====== Material for this exercise

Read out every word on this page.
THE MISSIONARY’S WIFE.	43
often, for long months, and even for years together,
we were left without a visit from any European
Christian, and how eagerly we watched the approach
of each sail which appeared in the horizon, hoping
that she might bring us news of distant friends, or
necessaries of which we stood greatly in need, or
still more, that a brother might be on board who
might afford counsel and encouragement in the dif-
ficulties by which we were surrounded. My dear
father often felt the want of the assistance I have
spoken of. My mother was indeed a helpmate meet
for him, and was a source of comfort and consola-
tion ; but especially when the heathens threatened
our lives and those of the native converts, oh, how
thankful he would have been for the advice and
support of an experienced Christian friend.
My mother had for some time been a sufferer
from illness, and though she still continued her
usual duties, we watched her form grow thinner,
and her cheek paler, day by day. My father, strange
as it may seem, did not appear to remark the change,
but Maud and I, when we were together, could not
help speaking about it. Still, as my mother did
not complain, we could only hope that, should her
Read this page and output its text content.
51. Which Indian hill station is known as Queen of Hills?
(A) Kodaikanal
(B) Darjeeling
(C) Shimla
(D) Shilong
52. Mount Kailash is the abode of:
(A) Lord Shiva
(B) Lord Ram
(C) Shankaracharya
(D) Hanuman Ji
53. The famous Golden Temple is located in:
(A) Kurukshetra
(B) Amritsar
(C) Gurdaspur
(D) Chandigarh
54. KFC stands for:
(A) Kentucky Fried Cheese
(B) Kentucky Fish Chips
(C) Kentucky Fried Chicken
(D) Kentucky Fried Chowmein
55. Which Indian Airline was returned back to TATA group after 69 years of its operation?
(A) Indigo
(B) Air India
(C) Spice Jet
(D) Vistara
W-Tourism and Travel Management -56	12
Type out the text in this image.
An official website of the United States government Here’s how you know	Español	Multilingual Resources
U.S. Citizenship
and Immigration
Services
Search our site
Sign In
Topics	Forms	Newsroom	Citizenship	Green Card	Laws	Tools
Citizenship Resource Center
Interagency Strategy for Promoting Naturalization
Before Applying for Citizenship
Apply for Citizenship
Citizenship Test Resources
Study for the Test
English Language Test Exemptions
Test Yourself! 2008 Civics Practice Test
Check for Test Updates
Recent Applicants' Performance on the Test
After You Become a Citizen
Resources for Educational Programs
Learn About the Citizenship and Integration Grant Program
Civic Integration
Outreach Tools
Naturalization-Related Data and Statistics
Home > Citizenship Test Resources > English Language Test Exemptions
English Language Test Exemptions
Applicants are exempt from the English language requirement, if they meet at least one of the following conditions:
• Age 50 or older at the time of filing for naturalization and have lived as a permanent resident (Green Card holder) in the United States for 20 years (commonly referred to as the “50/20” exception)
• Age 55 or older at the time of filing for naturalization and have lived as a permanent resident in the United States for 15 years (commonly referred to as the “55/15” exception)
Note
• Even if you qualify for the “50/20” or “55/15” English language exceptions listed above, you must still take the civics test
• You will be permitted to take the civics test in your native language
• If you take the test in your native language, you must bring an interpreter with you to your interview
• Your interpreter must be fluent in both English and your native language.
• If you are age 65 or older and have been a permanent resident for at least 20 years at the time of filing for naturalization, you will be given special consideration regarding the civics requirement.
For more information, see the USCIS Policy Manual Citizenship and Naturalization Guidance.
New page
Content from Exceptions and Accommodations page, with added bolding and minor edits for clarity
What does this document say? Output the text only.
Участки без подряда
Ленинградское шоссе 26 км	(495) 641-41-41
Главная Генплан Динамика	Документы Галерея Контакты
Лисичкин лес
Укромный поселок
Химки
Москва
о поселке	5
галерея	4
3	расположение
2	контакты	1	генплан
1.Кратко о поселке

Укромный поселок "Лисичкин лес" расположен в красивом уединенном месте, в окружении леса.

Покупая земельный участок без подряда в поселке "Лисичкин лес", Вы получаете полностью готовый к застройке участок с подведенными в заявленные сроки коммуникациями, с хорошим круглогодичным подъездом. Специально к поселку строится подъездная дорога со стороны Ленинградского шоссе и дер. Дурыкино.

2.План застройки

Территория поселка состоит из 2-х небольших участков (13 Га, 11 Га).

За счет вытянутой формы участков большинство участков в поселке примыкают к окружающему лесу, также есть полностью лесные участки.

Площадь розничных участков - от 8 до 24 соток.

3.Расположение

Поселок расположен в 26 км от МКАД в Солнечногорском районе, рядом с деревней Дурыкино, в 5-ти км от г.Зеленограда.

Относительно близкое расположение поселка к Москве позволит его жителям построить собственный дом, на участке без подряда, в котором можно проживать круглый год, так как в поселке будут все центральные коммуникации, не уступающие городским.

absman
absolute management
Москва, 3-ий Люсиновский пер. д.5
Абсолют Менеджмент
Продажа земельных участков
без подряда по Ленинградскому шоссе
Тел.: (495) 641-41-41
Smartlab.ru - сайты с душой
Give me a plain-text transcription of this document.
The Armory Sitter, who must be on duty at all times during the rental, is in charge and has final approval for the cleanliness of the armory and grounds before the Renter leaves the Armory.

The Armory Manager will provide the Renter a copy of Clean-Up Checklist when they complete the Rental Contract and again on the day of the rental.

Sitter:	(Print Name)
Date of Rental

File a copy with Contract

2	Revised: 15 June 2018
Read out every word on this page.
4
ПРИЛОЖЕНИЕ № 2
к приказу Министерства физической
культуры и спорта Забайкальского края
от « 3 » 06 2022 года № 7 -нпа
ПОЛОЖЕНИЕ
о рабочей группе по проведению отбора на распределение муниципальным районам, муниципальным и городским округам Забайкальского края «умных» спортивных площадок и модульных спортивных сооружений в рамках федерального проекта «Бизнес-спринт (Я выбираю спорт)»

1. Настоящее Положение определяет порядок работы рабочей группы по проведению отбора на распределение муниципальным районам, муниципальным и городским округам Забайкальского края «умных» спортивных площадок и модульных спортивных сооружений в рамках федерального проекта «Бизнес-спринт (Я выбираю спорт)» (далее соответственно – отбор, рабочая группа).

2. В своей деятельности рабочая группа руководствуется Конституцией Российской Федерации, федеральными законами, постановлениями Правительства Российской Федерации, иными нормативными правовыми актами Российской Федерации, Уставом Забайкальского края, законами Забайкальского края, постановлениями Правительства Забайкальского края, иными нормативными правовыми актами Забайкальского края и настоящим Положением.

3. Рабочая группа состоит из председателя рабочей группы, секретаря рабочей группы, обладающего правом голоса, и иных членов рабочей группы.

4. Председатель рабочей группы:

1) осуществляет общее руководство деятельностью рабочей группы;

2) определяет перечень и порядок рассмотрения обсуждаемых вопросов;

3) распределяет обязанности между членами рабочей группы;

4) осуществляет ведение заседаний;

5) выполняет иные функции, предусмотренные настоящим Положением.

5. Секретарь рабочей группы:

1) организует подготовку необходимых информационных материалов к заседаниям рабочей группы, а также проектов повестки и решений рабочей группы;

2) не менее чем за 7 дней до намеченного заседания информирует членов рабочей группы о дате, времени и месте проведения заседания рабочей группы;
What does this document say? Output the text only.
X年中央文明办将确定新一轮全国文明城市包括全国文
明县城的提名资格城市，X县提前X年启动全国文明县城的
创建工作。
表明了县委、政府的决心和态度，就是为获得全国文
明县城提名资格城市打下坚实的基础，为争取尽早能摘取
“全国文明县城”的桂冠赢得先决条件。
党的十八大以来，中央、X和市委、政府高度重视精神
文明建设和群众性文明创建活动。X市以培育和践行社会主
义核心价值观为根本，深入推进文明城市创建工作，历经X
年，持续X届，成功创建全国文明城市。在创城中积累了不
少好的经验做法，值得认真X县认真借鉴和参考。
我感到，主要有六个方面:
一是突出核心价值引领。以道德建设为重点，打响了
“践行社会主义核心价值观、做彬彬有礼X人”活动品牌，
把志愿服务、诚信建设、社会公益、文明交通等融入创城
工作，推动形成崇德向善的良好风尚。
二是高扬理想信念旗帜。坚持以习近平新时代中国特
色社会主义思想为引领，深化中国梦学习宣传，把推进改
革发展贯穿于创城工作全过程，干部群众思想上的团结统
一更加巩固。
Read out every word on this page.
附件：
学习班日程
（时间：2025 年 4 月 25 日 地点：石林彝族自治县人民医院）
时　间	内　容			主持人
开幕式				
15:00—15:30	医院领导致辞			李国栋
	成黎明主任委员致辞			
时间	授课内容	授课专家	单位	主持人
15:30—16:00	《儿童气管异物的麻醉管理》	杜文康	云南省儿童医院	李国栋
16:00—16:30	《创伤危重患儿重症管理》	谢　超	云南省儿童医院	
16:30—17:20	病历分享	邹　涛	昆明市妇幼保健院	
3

============

[Problem description]
Check each line above for the string "Дурыкино" and report how many lines have it, giving only the number.

[Output below]
2